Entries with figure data
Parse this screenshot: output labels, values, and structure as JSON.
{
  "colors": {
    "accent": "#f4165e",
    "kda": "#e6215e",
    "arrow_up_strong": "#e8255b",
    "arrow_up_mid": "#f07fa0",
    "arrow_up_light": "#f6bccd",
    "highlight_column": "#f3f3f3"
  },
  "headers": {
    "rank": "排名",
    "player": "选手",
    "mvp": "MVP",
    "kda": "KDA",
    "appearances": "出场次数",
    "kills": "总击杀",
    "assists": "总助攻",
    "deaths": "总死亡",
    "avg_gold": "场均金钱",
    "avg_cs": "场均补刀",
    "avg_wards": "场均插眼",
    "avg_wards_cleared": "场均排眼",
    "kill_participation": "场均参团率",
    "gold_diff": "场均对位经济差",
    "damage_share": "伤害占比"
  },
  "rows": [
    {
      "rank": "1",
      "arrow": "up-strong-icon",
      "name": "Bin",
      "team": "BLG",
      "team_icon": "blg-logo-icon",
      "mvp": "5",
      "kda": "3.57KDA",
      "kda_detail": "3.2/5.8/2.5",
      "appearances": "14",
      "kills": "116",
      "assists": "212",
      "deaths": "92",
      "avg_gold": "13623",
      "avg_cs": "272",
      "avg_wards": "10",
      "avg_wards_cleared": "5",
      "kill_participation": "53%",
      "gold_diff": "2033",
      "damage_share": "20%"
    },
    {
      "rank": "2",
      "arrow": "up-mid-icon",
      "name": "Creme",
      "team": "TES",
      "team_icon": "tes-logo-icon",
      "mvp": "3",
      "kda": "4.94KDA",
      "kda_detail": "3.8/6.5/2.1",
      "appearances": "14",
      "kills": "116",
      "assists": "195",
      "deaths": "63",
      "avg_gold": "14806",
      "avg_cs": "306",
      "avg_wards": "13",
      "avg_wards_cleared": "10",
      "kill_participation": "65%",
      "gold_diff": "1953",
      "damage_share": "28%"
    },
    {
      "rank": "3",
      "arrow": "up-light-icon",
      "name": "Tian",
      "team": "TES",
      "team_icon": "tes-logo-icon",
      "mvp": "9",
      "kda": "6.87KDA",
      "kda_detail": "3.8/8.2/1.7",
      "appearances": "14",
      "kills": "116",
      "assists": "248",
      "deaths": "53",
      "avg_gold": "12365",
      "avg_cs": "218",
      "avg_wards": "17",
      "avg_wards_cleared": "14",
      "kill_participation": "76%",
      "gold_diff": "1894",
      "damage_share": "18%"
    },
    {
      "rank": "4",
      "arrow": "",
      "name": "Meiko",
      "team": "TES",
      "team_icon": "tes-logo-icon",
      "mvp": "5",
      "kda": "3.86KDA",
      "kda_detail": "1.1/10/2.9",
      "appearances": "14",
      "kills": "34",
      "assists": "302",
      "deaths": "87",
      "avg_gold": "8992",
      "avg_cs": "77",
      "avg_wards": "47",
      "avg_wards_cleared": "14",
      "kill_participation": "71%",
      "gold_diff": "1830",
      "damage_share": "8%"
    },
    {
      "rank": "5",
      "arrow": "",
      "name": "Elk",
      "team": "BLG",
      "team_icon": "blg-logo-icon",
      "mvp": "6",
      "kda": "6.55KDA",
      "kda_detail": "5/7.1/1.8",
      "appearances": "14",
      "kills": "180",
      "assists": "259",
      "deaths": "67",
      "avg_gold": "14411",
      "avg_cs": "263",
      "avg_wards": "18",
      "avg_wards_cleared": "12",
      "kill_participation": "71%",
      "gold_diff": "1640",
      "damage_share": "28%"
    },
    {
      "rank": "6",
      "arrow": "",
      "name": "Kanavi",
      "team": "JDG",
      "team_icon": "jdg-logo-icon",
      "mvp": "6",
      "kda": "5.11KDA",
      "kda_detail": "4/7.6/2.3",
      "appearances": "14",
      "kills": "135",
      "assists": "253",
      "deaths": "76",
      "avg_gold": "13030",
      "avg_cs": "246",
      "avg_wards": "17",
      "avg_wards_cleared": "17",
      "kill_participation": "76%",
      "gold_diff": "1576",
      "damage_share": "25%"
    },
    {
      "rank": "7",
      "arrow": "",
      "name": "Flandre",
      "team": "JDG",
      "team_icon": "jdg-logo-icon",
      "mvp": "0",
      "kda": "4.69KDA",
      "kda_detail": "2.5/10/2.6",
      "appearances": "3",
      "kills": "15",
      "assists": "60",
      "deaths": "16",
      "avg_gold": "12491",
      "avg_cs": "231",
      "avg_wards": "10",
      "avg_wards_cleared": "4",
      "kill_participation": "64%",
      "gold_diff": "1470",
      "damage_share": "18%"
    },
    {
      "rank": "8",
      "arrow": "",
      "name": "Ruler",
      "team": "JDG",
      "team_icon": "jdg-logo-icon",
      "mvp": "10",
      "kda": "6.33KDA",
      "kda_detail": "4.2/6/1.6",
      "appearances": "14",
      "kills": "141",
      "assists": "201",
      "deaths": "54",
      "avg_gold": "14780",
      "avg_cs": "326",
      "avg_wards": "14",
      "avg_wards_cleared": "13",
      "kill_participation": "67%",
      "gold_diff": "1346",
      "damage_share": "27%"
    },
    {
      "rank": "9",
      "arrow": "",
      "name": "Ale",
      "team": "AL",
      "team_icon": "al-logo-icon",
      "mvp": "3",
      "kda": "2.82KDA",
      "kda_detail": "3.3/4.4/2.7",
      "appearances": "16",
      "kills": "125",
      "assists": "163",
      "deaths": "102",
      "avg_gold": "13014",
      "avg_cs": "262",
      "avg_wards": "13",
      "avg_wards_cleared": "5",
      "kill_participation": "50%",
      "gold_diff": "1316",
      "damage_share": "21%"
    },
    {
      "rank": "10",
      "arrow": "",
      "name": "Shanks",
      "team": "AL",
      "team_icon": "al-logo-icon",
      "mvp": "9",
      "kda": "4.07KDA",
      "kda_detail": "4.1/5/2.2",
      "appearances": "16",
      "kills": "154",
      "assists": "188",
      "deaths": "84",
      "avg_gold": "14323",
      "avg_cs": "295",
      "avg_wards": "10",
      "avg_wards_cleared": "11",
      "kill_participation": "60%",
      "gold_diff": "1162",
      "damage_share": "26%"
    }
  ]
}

#### [Work to complete]
Print all of the entries exactly as they appear.

#### [Finished answer]
Parse this screenshot: output labels, values, and structure as JSON.
{
  "colors": {
    "accent": "#f4165e",
    "kda": "#e6215e",
    "arrow_up_strong": "#e8255b",
    "arrow_up_mid": "#f07fa0",
    "arrow_up_light": "#f6bccd",
    "highlight_column": "#f3f3f3"
  },
  "headers": {
    "rank": "排名",
    "player": "选手",
    "mvp": "MVP",
    "kda": "KDA",
    "appearances": "出场次数",
    "kills": "总击杀",
    "assists": "总助攻",
    "deaths": "总死亡",
    "avg_gold": "场均金钱",
    "avg_cs": "场均补刀",
    "avg_wards": "场均插眼",
    "avg_wards_cleared": "场均排眼",
    "kill_participation": "场均参团率",
    "gold_diff": "场均对位经济差",
    "damage_share": "伤害占比"
  },
  "rows": [
    {
      "rank": "1",
      "arrow": "up-strong-icon",
      "name": "Bin",
      "team": "BLG",
      "team_icon": "blg-logo-icon",
      "mvp": "5",
      "kda": "3.57KDA",
      "kda_detail": "3.2/5.8/2.5",
      "appearances": "14",
      "kills": "116",
      "assists": "212",
      "deaths": "92",
      "avg_gold": "13623",
      "avg_cs": "272",
      "avg_wards": "10",
      "avg_wards_cleared": "5",
      "kill_participation": "53%",
      "gold_diff": "2033",
      "damage_share": "20%"
    },
    {
      "rank": "2",
      "arrow": "up-mid-icon",
      "name": "Creme",
      "team": "TES",
      "team_icon": "tes-logo-icon",
      "mvp": "3",
      "kda": "4.94KDA",
      "kda_detail": "3.8/6.5/2.1",
      "appearances": "14",
      "kills": "116",
      "assists": "195",
      "deaths": "63",
      "avg_gold": "14806",
      "avg_cs": "306",
      "avg_wards": "13",
      "avg_wards_cleared": "10",
      "kill_participation": "65%",
      "gold_diff": "1953",
      "damage_share": "28%"
    },
    {
      "rank": "3",
      "arrow": "up-light-icon",
      "name": "Tian",
      "team": "TES",
      "team_icon": "tes-logo-icon",
      "mvp": "9",
      "kda": "6.87KDA",
      "kda_detail": "3.8/8.2/1.7",
      "appearances": "14",
      "kills": "116",
      "assists": "248",
      "deaths": "53",
      "avg_gold": "12365",
      "avg_cs": "218",
      "avg_wards": "17",
      "avg_wards_cleared": "14",
      "kill_participation": "76%",
      "gold_diff": "1894",
      "damage_share": "18%"
    },
    {
      "rank": "4",
      "arrow": "",
      "name": "Meiko",
      "team": "TES",
      "team_icon": "tes-logo-icon",
      "mvp": "5",
      "kda": "3.86KDA",
      "kda_detail": "1.1/10/2.9",
      "appearances": "14",
      "kills": "34",
      "assists": "302",
      "deaths": "87",
      "avg_gold": "8992",
      "avg_cs": "77",
      "avg_wards": "47",
      "avg_wards_cleared": "14",
      "kill_participation": "71%",
      "gold_diff": "1830",
      "damage_share": "8%"
    },
    {
      "rank": "5",
      "arrow": "",
      "name": "Elk",
      "team": "BLG",
      "team_icon": "blg-logo-icon",
      "mvp": "6",
      "kda": "6.55KDA",
      "kda_detail": "5/7.1/1.8",
      "appearances": "14",
      "kills": "180",
      "assists": "259",
      "deaths": "67",
      "avg_gold": "14411",
      "avg_cs": "263",
      "avg_wards": "18",
      "avg_wards_cleared": "12",
      "kill_participation": "71%",
      "gold_diff": "1640",
      "damage_share": "28%"
    },
    {
      "rank": "6",
      "arrow": "",
      "name": "Kanavi",
      "team": "JDG",
      "team_icon": "jdg-logo-icon",
      "mvp": "6",
      "kda": "5.11KDA",
      "kda_detail": "4/7.6/2.3",
      "appearances": "14",
      "kills": "135",
      "assists": "253",
      "deaths": "76",
      "avg_gold": "13030",
      "avg_cs": "246",
      "avg_wards": "17",
      "avg_wards_cleared": "17",
      "kill_participation": "76%",
      "gold_diff": "1576",
      "damage_share": "25%"
    },
    {
      "rank": "7",
      "arrow": "",
      "name": "Flandre",
      "team": "JDG",
      "team_icon": "jdg-logo-icon",
      "mvp": "0",
      "kda": "4.69KDA",
      "kda_detail": "2.5/10/2.6",
      "appearances": "3",
      "kills": "15",
      "assists": "60",
      "deaths": "16",
      "avg_gold": "12491",
      "avg_cs": "231",
      "avg_wards": "10",
      "avg_wards_cleared": "4",
      "kill_participation": "64%",
      "gold_diff": "1470",
      "damage_share": "18%"
    },
    {
      "rank": "8",
      "arrow": "",
      "name": "Ruler",
      "team": "JDG",
      "team_icon": "jdg-logo-icon",
      "mvp": "10",
      "kda": "6.33KDA",
      "kda_detail": "4.2/6/1.6",
      "appearances": "14",
      "kills": "141",
      "assists": "201",
      "deaths": "54",
      "avg_gold": "14780",
      "avg_cs": "326",
      "avg_wards": "14",
      "avg_wards_cleared": "13",
      "kill_participation": "67%",
      "gold_diff": "1346",
      "damage_share": "27%"
    },
    {
      "rank": "9",
      "arrow": "",
      "name": "Ale",
      "team": "AL",
      "team_icon": "al-logo-icon",
      "mvp": "3",
      "kda": "2.82KDA",
      "kda_detail": "3.3/4.4/2.7",
      "appearances": "16",
      "kills": "125",
      "assists": "163",
      "deaths": "102",
      "avg_gold": "13014",
      "avg_cs": "262",
      "avg_wards": "13",
      "avg_wards_cleared": "5",
      "kill_participation": "50%",
      "gold_diff": "1316",
      "damage_share": "21%"
    },
    {
      "rank": "10",
      "arrow": "",
      "name": "Shanks",
      "team": "AL",
      "team_icon": "al-logo-icon",
      "mvp": "9",
      "kda": "4.07KDA",
      "kda_detail": "4.1/5/2.2",
      "appearances": "16",
      "kills": "154",
      "assists": "188",
      "deaths": "84",
      "avg_gold": "14323",
      "avg_cs": "295",
      "avg_wards": "10",
      "avg_wards_cleared": "11",
      "kill_participation": "60%",
      "gold_diff": "1162",
      "damage_share": "26%"
    }
  ]
}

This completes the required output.